* _À faire_
1 - Dans l'article sur l'avocat de Maxime Mokome, à qui l'interview exclusive a-t-elle été accordée ?
2 - Poursuivez l'article sur l'avocat de Maxime Mokome à la suite de sa dernière phrase.

------ Extrait choisi

Centrafrique : l’avocat de Maxime Mokome, Philippe Larochelle, dénonce la CPI et les accords controversés avec le gouvernement centrafricain

Publié le 28 novembre 2023 , 6:30
Mis à jour le: 28 novembre 2023 3:48 pm

Centrafrique : l’avocat de Maxime Mokome, Philippe Larochelle, dénonce la CPI et les accords controversés avec le gouvernement centrafricain

 

Maître Larochelle Philippe, avocat à la cour pénale internationale
Maître Larochelle Philippe, avocat de monsieur Maxime Mokome devant la cour pénale internationale (CPI). Photo courtoisie.

 

Bangui, 29 novembre 2023 (CNC) – Dans une interview exclusive accordée à notre directeur de publications, Alain Nzilo, l’avocat de Monsieur Maxime Mokome, Me Rochelle, lève le voile sur les récents développements entourant le cas de son client et la situation en République centrafricaine. Alors que le Procureur adjoint de la Cour pénale internationale (CPI) évoque la possibilité d’extrader Mokome vers la RCA et annonce des accords de coopération, Me Rochelle ne mâche pas ses mots et expose des inquiétudes sérieuses quant à l’intégrité de la CPI et à l’avenir de son client.

------------
------ Extrait source

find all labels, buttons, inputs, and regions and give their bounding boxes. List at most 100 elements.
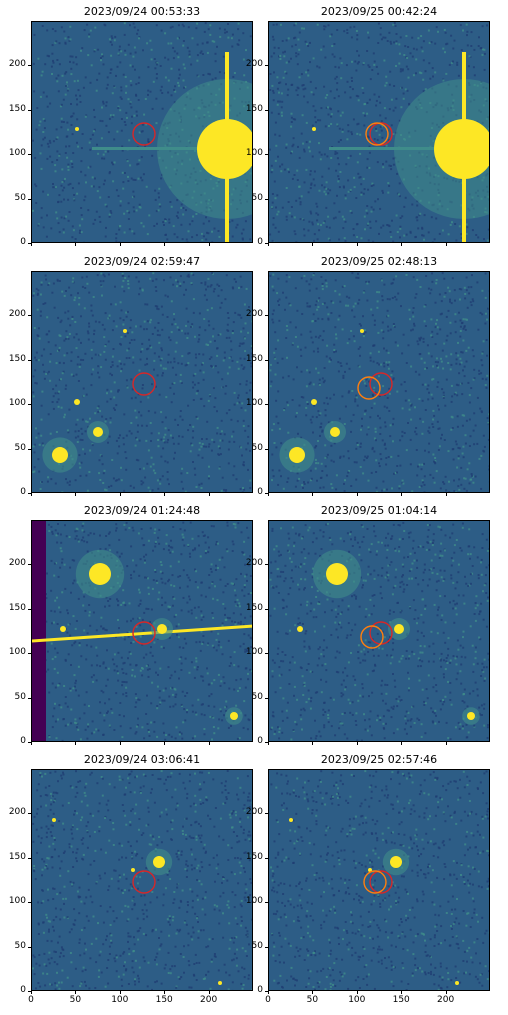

------------

* _Les résultats_
1 - Au directeur de publications, Alain Nzilo.

2 -
Dans cette interview, Me Rochelle dénonce le manque de preuves solides, les alliances controversées de la CPI, et les implications dramatiques pour la justice et la sécurité de Maxime Mokome. Une conversation percutante qui remet en question le rôle de la CPI dans cette affaire délicate et la situation actuelle en République centrafricaine. Ci-après, l’intégralité de l’interview de l’avocat de Maxime Mokome

 

Corbeaunews-Centrafrique (CNC) : Maître Philippe Larochelle, Bonjour. Je vous remercie d’avoir accepté cette interview. Je suis Alain Nzilo, Directeur de publications du journal en ligne Corbeaunews-Centrafrique (CNC). Nous souhaitons discuter avec vous de la récente visite de Monsieur Mame Mandiaye Niang, Procureur Adjoint de la Cour Pénale Internationale (CPI), en République centrafricaine, ainsi que des développements liés au cas de Monsieur Maxime Mokome.

Lors du point de presse du Procureur adjoint de la CPI à Bangui, il a évoqué la possibilité technique de l’extradition de Monsieur Maxime Mokome vers la République centrafricaine. Pourriez-vous nous expliquer la signification de cette réponse et comment cela pourrait affecter la situation de votre client ?

 

Philippe Rochelle : On peut sérieusement se questionner sur les motivations et le timing de l’abandon des charges par le Procureur, quelques jours à peine après que les tribunaux de la RCA aient rendu un jugement contre Mokom en son absence. Quel est le rôle exact du Procureur dans ce vaudeville judiciaire ?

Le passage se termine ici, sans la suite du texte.